[Start DATASET ROWS]
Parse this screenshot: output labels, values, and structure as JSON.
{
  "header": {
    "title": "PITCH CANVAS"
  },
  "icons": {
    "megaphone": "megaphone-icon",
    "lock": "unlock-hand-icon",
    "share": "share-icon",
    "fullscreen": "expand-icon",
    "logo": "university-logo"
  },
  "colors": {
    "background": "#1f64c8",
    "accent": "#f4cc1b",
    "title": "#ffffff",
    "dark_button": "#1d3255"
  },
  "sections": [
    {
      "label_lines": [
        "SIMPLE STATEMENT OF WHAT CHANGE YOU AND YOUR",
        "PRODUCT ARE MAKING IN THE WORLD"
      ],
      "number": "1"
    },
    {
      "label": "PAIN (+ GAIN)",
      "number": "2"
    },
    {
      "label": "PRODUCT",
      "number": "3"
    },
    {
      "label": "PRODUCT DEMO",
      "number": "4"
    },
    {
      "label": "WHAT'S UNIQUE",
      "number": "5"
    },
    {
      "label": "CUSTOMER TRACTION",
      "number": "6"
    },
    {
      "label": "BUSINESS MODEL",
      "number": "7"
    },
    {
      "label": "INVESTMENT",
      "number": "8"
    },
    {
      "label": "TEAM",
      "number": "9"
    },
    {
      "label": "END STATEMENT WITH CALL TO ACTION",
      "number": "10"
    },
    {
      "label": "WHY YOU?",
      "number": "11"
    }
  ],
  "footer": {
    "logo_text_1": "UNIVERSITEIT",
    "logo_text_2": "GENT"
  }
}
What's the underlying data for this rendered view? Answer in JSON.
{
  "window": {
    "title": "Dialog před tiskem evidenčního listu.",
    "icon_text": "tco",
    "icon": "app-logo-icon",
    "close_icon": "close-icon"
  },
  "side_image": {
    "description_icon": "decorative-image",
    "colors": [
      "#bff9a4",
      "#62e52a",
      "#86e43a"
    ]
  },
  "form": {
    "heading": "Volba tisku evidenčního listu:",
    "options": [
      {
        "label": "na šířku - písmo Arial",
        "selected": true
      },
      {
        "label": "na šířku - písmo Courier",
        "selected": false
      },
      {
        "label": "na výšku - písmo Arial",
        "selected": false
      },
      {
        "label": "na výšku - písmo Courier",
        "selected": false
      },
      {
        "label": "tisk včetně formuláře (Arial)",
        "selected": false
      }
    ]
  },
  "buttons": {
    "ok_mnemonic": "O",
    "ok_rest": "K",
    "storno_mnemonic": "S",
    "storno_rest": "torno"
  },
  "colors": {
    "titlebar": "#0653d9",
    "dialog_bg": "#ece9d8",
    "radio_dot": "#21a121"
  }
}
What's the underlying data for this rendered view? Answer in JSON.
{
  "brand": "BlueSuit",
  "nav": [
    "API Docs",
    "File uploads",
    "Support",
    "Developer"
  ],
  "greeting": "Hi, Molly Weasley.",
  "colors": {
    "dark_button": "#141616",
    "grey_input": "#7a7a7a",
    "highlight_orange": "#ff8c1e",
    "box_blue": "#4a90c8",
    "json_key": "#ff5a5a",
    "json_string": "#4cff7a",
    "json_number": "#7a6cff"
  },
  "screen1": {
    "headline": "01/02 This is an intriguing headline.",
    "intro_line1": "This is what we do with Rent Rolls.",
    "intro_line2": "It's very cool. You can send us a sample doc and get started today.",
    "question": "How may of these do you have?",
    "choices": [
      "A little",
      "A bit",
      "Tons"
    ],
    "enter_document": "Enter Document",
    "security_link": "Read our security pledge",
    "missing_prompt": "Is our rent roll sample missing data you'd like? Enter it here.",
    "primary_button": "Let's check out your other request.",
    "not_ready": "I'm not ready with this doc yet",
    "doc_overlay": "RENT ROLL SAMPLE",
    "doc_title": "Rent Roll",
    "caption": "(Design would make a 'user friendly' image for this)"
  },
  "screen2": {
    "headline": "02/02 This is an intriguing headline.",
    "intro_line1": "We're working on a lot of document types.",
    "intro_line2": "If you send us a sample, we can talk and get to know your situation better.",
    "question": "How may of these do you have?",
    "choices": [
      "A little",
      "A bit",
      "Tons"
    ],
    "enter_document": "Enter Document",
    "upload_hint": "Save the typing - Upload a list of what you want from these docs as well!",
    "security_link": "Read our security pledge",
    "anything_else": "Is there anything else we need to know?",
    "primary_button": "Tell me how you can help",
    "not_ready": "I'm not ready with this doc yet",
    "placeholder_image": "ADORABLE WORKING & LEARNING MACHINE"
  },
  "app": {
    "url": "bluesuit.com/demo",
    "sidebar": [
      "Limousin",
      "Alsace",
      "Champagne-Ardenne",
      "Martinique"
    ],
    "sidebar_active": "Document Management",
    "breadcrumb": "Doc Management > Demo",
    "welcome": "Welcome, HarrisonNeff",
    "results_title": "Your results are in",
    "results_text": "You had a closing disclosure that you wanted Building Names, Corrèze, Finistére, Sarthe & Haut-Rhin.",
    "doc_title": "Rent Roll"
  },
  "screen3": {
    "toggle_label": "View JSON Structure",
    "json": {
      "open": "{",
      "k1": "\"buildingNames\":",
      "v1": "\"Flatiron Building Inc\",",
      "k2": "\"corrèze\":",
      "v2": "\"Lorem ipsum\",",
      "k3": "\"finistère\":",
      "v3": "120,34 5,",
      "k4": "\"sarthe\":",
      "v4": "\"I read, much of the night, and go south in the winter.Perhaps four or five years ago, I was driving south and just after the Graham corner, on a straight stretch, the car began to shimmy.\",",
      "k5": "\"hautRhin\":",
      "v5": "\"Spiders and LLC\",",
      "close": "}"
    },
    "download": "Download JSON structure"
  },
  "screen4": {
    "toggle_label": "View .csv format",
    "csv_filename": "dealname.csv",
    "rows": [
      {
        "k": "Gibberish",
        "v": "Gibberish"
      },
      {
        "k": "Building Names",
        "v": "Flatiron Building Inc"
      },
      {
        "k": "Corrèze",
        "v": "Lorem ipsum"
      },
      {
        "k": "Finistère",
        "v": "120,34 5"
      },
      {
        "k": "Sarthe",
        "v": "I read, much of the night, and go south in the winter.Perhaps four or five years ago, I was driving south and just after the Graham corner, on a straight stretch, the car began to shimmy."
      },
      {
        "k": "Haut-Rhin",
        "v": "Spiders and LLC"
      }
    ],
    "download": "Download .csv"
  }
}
[End DATASET ROWS]
**WORK TO DO:**
Write all of the records out again exactly.

**EXERCISE OUTPUT:**
Parse this screenshot: output labels, values, and structure as JSON.
{
  "header": {
    "title": "PITCH CANVAS"
  },
  "icons": {
    "megaphone": "megaphone-icon",
    "lock": "unlock-hand-icon",
    "share": "share-icon",
    "fullscreen": "expand-icon",
    "logo": "university-logo"
  },
  "colors": {
    "background": "#1f64c8",
    "accent": "#f4cc1b",
    "title": "#ffffff",
    "dark_button": "#1d3255"
  },
  "sections": [
    {
      "label_lines": [
        "SIMPLE STATEMENT OF WHAT CHANGE YOU AND YOUR",
        "PRODUCT ARE MAKING IN THE WORLD"
      ],
      "number": "1"
    },
    {
      "label": "PAIN (+ GAIN)",
      "number": "2"
    },
    {
      "label": "PRODUCT",
      "number": "3"
    },
    {
      "label": "PRODUCT DEMO",
      "number": "4"
    },
    {
      "label": "WHAT'S UNIQUE",
      "number": "5"
    },
    {
      "label": "CUSTOMER TRACTION",
      "number": "6"
    },
    {
      "label": "BUSINESS MODEL",
      "number": "7"
    },
    {
      "label": "INVESTMENT",
      "number": "8"
    },
    {
      "label": "TEAM",
      "number": "9"
    },
    {
      "label": "END STATEMENT WITH CALL TO ACTION",
      "number": "10"
    },
    {
      "label": "WHY YOU?",
      "number": "11"
    }
  ],
  "footer": {
    "logo_text_1": "UNIVERSITEIT",
    "logo_text_2": "GENT"
  }
}
What's the underlying data for this rendered view? Answer in JSON.
{
  "window": {
    "title": "Dialog před tiskem evidenčního listu.",
    "icon_text": "tco",
    "icon": "app-logo-icon",
    "close_icon": "close-icon"
  },
  "side_image": {
    "description_icon": "decorative-image",
    "colors": [
      "#bff9a4",
      "#62e52a",
      "#86e43a"
    ]
  },
  "form": {
    "heading": "Volba tisku evidenčního listu:",
    "options": [
      {
        "label": "na šířku - písmo Arial",
        "selected": true
      },
      {
        "label": "na šířku - písmo Courier",
        "selected": false
      },
      {
        "label": "na výšku - písmo Arial",
        "selected": false
      },
      {
        "label": "na výšku - písmo Courier",
        "selected": false
      },
      {
        "label": "tisk včetně formuláře (Arial)",
        "selected": false
      }
    ]
  },
  "buttons": {
    "ok_mnemonic": "O",
    "ok_rest": "K",
    "storno_mnemonic": "S",
    "storno_rest": "torno"
  },
  "colors": {
    "titlebar": "#0653d9",
    "dialog_bg": "#ece9d8",
    "radio_dot": "#21a121"
  }
}
What's the underlying data for this rendered view? Answer in JSON.
{
  "brand": "BlueSuit",
  "nav": [
    "API Docs",
    "File uploads",
    "Support",
    "Developer"
  ],
  "greeting": "Hi, Molly Weasley.",
  "colors": {
    "dark_button": "#141616",
    "grey_input": "#7a7a7a",
    "highlight_orange": "#ff8c1e",
    "box_blue": "#4a90c8",
    "json_key": "#ff5a5a",
    "json_string": "#4cff7a",
    "json_number": "#7a6cff"
  },
  "screen1": {
    "headline": "01/02 This is an intriguing headline.",
    "intro_line1": "This is what we do with Rent Rolls.",
    "intro_line2": "It's very cool. You can send us a sample doc and get started today.",
    "question": "How may of these do you have?",
    "choices": [
      "A little",
      "A bit",
      "Tons"
    ],
    "enter_document": "Enter Document",
    "security_link": "Read our security pledge",
    "missing_prompt": "Is our rent roll sample missing data you'd like? Enter it here.",
    "primary_button": "Let's check out your other request.",
    "not_ready": "I'm not ready with this doc yet",
    "doc_overlay": "RENT ROLL SAMPLE",
    "doc_title": "Rent Roll",
    "caption": "(Design would make a 'user friendly' image for this)"
  },
  "screen2": {
    "headline": "02/02 This is an intriguing headline.",
    "intro_line1": "We're working on a lot of document types.",
    "intro_line2": "If you send us a sample, we can talk and get to know your situation better.",
    "question": "How may of these do you have?",
    "choices": [
      "A little",
      "A bit",
      "Tons"
    ],
    "enter_document": "Enter Document",
    "upload_hint": "Save the typing - Upload a list of what you want from these docs as well!",
    "security_link": "Read our security pledge",
    "anything_else": "Is there anything else we need to know?",
    "primary_button": "Tell me how you can help",
    "not_ready": "I'm not ready with this doc yet",
    "placeholder_image": "ADORABLE WORKING & LEARNING MACHINE"
  },
  "app": {
    "url": "bluesuit.com/demo",
    "sidebar": [
      "Limousin",
      "Alsace",
      "Champagne-Ardenne",
      "Martinique"
    ],
    "sidebar_active": "Document Management",
    "breadcrumb": "Doc Management > Demo",
    "welcome": "Welcome, HarrisonNeff",
    "results_title": "Your results are in",
    "results_text": "You had a closing disclosure that you wanted Building Names, Corrèze, Finistére, Sarthe & Haut-Rhin.",
    "doc_title": "Rent Roll"
  },
  "screen3": {
    "toggle_label": "View JSON Structure",
    "json": {
      "open": "{",
      "k1": "\"buildingNames\":",
      "v1": "\"Flatiron Building Inc\",",
      "k2": "\"corrèze\":",
      "v2": "\"Lorem ipsum\",",
      "k3": "\"finistère\":",
      "v3": "120,34 5,",
      "k4": "\"sarthe\":",
      "v4": "\"I read, much of the night, and go south in the winter.Perhaps four or five years ago, I was driving south and just after the Graham corner, on a straight stretch, the car began to shimmy.\",",
      "k5": "\"hautRhin\":",
      "v5": "\"Spiders and LLC\",",
      "close": "}"
    },
    "download": "Download JSON structure"
  },
  "screen4": {
    "toggle_label": "View .csv format",
    "csv_filename": "dealname.csv",
    "rows": [
      {
        "k": "Gibberish",
        "v": "Gibberish"
      },
      {
        "k": "Building Names",
        "v": "Flatiron Building Inc"
      },
      {
        "k": "Corrèze",
        "v": "Lorem ipsum"
      },
      {
        "k": "Finistère",
        "v": "120,34 5"
      },
      {
        "k": "Sarthe",
        "v": "I read, much of the night, and go south in the winter.Perhaps four or five years ago, I was driving south and just after the Graham corner, on a straight stretch, the car began to shimmy."
      },
      {
        "k": "Haut-Rhin",
        "v": "Spiders and LLC"
      }
    ],
    "download": "Download .csv"
  }
}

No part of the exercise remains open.